▶ GOAL
Transcribe all of the data exactly. Omit the pictures.

▶ SUPPLIED MATERIAL
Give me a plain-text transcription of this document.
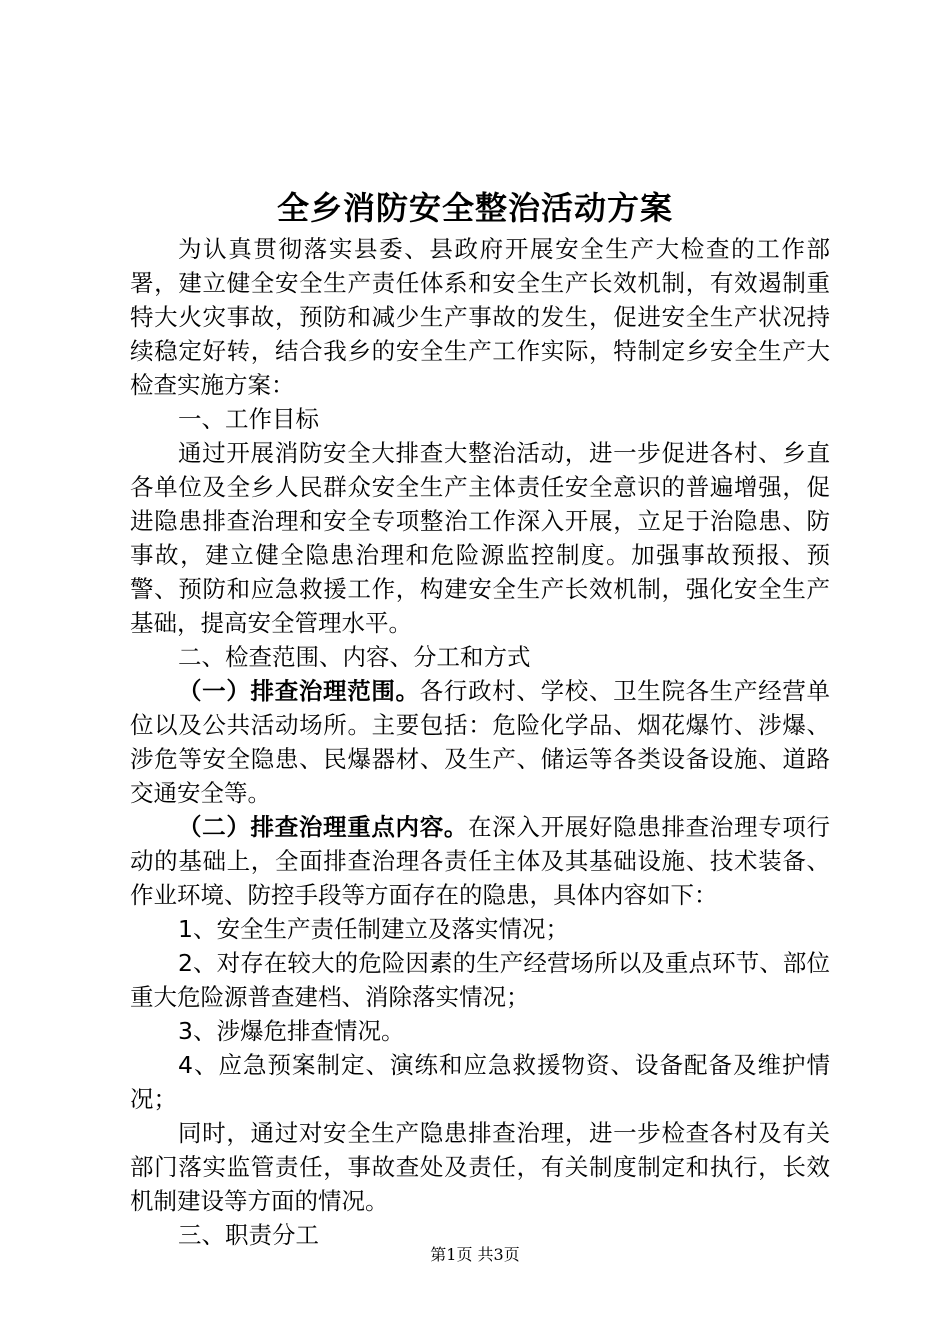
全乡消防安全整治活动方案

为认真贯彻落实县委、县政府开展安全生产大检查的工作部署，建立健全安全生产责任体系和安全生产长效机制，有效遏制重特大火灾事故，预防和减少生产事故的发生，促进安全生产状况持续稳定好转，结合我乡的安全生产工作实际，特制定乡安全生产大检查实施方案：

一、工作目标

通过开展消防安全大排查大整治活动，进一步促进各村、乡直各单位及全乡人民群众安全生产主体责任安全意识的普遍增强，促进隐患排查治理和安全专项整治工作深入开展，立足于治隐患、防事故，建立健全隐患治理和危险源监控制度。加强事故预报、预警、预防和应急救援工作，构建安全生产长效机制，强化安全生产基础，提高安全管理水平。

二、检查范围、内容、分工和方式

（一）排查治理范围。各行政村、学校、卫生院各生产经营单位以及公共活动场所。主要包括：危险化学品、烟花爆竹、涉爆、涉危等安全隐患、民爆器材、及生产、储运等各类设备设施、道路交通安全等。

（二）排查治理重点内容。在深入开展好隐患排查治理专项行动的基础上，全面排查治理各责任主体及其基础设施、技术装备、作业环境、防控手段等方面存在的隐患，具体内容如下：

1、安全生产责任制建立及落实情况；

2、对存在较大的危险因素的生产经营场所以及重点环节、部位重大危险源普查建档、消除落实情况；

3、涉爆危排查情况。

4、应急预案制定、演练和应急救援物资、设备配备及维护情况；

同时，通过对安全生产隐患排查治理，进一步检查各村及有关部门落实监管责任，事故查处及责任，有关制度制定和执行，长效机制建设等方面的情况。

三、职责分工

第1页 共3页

▶ SOLUTION
Give me a plain-text transcription of this document.
全乡消防安全整治活动方案

为认真贯彻落实县委、县政府开展安全生产大检查的工作部署，建立健全安全生产责任体系和安全生产长效机制，有效遏制重特大火灾事故，预防和减少生产事故的发生，促进安全生产状况持续稳定好转，结合我乡的安全生产工作实际，特制定乡安全生产大检查实施方案：

一、工作目标

通过开展消防安全大排查大整治活动，进一步促进各村、乡直各单位及全乡人民群众安全生产主体责任安全意识的普遍增强，促进隐患排查治理和安全专项整治工作深入开展，立足于治隐患、防事故，建立健全隐患治理和危险源监控制度。加强事故预报、预警、预防和应急救援工作，构建安全生产长效机制，强化安全生产基础，提高安全管理水平。

二、检查范围、内容、分工和方式

（一）排查治理范围。各行政村、学校、卫生院各生产经营单位以及公共活动场所。主要包括：危险化学品、烟花爆竹、涉爆、涉危等安全隐患、民爆器材、及生产、储运等各类设备设施、道路交通安全等。

（二）排查治理重点内容。在深入开展好隐患排查治理专项行动的基础上，全面排查治理各责任主体及其基础设施、技术装备、作业环境、防控手段等方面存在的隐患，具体内容如下：

1、安全生产责任制建立及落实情况；

2、对存在较大的危险因素的生产经营场所以及重点环节、部位重大危险源普查建档、消除落实情况；

3、涉爆危排查情况。

4、应急预案制定、演练和应急救援物资、设备配备及维护情况；

同时，通过对安全生产隐患排查治理，进一步检查各村及有关部门落实监管责任，事故查处及责任，有关制度制定和执行，长效机制建设等方面的情况。

三、职责分工

第1页 共3页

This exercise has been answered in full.